**DATA FOR THIS TASK**
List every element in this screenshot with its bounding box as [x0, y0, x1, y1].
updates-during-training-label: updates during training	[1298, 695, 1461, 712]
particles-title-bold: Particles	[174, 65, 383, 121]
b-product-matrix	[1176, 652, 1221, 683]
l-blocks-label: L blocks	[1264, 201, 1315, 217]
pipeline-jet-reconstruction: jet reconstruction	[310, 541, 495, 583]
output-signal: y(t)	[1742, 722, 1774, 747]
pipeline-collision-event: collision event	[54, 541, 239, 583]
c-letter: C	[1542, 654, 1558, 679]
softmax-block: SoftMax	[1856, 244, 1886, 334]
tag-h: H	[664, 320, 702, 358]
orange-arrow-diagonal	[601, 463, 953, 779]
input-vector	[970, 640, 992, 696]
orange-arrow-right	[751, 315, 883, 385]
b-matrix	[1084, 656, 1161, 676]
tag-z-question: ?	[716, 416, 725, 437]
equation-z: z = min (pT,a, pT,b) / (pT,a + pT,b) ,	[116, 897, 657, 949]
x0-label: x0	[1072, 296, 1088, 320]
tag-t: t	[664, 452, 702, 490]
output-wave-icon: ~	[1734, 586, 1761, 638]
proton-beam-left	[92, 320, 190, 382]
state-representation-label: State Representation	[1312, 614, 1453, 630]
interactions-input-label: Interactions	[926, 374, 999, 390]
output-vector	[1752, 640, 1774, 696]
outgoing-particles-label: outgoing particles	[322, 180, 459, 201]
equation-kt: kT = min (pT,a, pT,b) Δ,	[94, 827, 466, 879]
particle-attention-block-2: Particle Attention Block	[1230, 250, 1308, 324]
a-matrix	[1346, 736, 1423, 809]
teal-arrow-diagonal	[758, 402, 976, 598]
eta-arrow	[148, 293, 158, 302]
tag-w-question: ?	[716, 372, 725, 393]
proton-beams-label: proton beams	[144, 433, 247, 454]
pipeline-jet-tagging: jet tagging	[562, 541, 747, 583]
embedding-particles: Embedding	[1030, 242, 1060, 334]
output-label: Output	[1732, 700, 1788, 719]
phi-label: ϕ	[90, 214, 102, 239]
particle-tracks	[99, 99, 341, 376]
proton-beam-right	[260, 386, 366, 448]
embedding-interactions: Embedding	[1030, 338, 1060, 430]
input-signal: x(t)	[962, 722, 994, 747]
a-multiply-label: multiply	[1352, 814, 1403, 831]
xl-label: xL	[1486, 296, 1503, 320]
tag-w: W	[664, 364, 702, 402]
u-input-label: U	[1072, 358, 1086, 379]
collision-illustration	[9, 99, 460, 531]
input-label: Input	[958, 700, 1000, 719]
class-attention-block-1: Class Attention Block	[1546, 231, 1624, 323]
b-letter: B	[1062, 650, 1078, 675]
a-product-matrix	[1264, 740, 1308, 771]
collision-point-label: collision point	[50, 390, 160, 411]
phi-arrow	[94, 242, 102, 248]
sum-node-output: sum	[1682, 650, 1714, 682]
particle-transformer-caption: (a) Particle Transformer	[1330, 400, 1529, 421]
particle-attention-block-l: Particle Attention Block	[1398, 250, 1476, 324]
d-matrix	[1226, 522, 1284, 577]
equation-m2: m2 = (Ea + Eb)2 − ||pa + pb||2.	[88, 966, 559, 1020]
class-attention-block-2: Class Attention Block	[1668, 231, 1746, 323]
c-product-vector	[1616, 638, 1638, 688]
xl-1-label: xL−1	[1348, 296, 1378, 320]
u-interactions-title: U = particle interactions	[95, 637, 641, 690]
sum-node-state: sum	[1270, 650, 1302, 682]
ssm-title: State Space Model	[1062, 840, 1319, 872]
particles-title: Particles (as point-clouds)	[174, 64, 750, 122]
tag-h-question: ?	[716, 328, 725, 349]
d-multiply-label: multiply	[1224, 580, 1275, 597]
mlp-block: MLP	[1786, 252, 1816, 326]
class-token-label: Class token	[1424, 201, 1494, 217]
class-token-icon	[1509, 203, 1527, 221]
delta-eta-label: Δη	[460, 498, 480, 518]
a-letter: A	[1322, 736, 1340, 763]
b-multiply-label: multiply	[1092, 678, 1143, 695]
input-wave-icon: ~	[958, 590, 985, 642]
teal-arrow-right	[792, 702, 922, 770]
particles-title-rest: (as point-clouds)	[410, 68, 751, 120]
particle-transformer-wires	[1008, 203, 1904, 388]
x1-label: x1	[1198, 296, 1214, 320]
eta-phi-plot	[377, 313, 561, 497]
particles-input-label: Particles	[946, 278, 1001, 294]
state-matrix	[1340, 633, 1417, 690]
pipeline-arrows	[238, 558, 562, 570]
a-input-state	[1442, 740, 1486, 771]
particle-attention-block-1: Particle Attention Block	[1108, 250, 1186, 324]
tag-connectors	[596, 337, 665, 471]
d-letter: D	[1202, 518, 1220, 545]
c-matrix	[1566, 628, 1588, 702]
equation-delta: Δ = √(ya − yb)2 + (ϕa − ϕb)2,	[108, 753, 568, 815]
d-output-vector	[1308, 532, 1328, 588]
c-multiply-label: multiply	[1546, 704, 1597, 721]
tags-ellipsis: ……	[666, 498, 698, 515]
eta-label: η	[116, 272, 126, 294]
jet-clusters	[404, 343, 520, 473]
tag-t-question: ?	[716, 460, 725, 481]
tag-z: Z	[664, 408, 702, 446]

**AIM OF THE EXERCISE**
Reproduce all of the records above line for line, with no changes.

**TASK SOLUTION**
List every element in this screenshot with its bounding box as [x0, y0, x1, y1].
updates-during-training-label: updates during training	[1298, 695, 1461, 712]
particles-title-bold: Particles	[174, 65, 383, 121]
b-product-matrix	[1176, 652, 1221, 683]
l-blocks-label: L blocks	[1264, 201, 1315, 217]
pipeline-jet-reconstruction: jet reconstruction	[310, 541, 495, 583]
output-signal: y(t)	[1742, 722, 1774, 747]
pipeline-collision-event: collision event	[54, 541, 239, 583]
c-letter: C	[1542, 654, 1558, 679]
softmax-block: SoftMax	[1856, 244, 1886, 334]
tag-h: H	[664, 320, 702, 358]
orange-arrow-diagonal	[601, 463, 953, 779]
input-vector	[970, 640, 992, 696]
orange-arrow-right	[751, 315, 883, 385]
b-matrix	[1084, 656, 1161, 676]
tag-z-question: ?	[716, 416, 725, 437]
equation-z: z = min (pT,a, pT,b) / (pT,a + pT,b) ,	[116, 897, 657, 949]
x0-label: x0	[1072, 296, 1088, 320]
tag-t: t	[664, 452, 702, 490]
output-wave-icon: ~	[1734, 586, 1761, 638]
proton-beam-left	[92, 320, 190, 382]
state-representation-label: State Representation	[1312, 614, 1453, 630]
interactions-input-label: Interactions	[926, 374, 999, 390]
output-vector	[1752, 640, 1774, 696]
outgoing-particles-label: outgoing particles	[322, 180, 459, 201]
equation-kt: kT = min (pT,a, pT,b) Δ,	[94, 827, 466, 879]
particle-attention-block-2: Particle Attention Block	[1230, 250, 1308, 324]
a-matrix	[1346, 736, 1423, 809]
teal-arrow-diagonal	[758, 402, 976, 598]
eta-arrow	[148, 293, 158, 302]
tag-w-question: ?	[716, 372, 725, 393]
proton-beams-label: proton beams	[144, 433, 247, 454]
pipeline-jet-tagging: jet tagging	[562, 541, 747, 583]
embedding-particles: Embedding	[1030, 242, 1060, 334]
output-label: Output	[1732, 700, 1788, 719]
phi-label: ϕ	[90, 214, 102, 239]
particle-tracks	[99, 99, 341, 376]
proton-beam-right	[260, 386, 366, 448]
embedding-interactions: Embedding	[1030, 338, 1060, 430]
input-signal: x(t)	[962, 722, 994, 747]
a-multiply-label: multiply	[1352, 814, 1403, 831]
xl-label: xL	[1486, 296, 1503, 320]
tag-w: W	[664, 364, 702, 402]
u-input-label: U	[1072, 358, 1086, 379]
collision-illustration	[9, 99, 460, 531]
input-label: Input	[958, 700, 1000, 719]
class-attention-block-1: Class Attention Block	[1546, 231, 1624, 323]
b-letter: B	[1062, 650, 1078, 675]
a-product-matrix	[1264, 740, 1308, 771]
collision-point-label: collision point	[50, 390, 160, 411]
phi-arrow	[94, 242, 102, 248]
sum-node-output: sum	[1682, 650, 1714, 682]
particle-transformer-caption: (a) Particle Transformer	[1330, 400, 1529, 421]
particle-attention-block-l: Particle Attention Block	[1398, 250, 1476, 324]
d-matrix	[1226, 522, 1284, 577]
equation-m2: m2 = (Ea + Eb)2 − ||pa + pb||2.	[88, 966, 559, 1020]
class-attention-block-2: Class Attention Block	[1668, 231, 1746, 323]
c-product-vector	[1616, 638, 1638, 688]
xl-1-label: xL−1	[1348, 296, 1378, 320]
u-interactions-title: U = particle interactions	[95, 637, 641, 690]
sum-node-state: sum	[1270, 650, 1302, 682]
ssm-title: State Space Model	[1062, 840, 1319, 872]
particles-title: Particles (as point-clouds)	[174, 64, 750, 122]
tag-h-question: ?	[716, 328, 725, 349]
d-multiply-label: multiply	[1224, 580, 1275, 597]
mlp-block: MLP	[1786, 252, 1816, 326]
class-token-label: Class token	[1424, 201, 1494, 217]
class-token-icon	[1509, 203, 1527, 221]
delta-eta-label: Δη	[460, 498, 480, 518]
a-letter: A	[1322, 736, 1340, 763]
b-multiply-label: multiply	[1092, 678, 1143, 695]
input-wave-icon: ~	[958, 590, 985, 642]
teal-arrow-right	[792, 702, 922, 770]
particles-title-rest: (as point-clouds)	[410, 68, 751, 120]
particle-transformer-wires	[1008, 203, 1904, 388]
x1-label: x1	[1198, 296, 1214, 320]
eta-phi-plot	[377, 313, 561, 497]
particles-input-label: Particles	[946, 278, 1001, 294]
state-matrix	[1340, 633, 1417, 690]
pipeline-arrows	[238, 558, 562, 570]
a-input-state	[1442, 740, 1486, 771]
particle-attention-block-1: Particle Attention Block	[1108, 250, 1186, 324]
tag-connectors	[596, 337, 665, 471]
d-letter: D	[1202, 518, 1220, 545]
c-matrix	[1566, 628, 1588, 702]
equation-delta: Δ = √(ya − yb)2 + (ϕa − ϕb)2,	[108, 753, 568, 815]
d-output-vector	[1308, 532, 1328, 588]
c-multiply-label: multiply	[1546, 704, 1597, 721]
tags-ellipsis: ……	[666, 498, 698, 515]
eta-label: η	[116, 272, 126, 294]
jet-clusters	[404, 343, 520, 473]
tag-t-question: ?	[716, 460, 725, 481]
tag-z: Z	[664, 408, 702, 446]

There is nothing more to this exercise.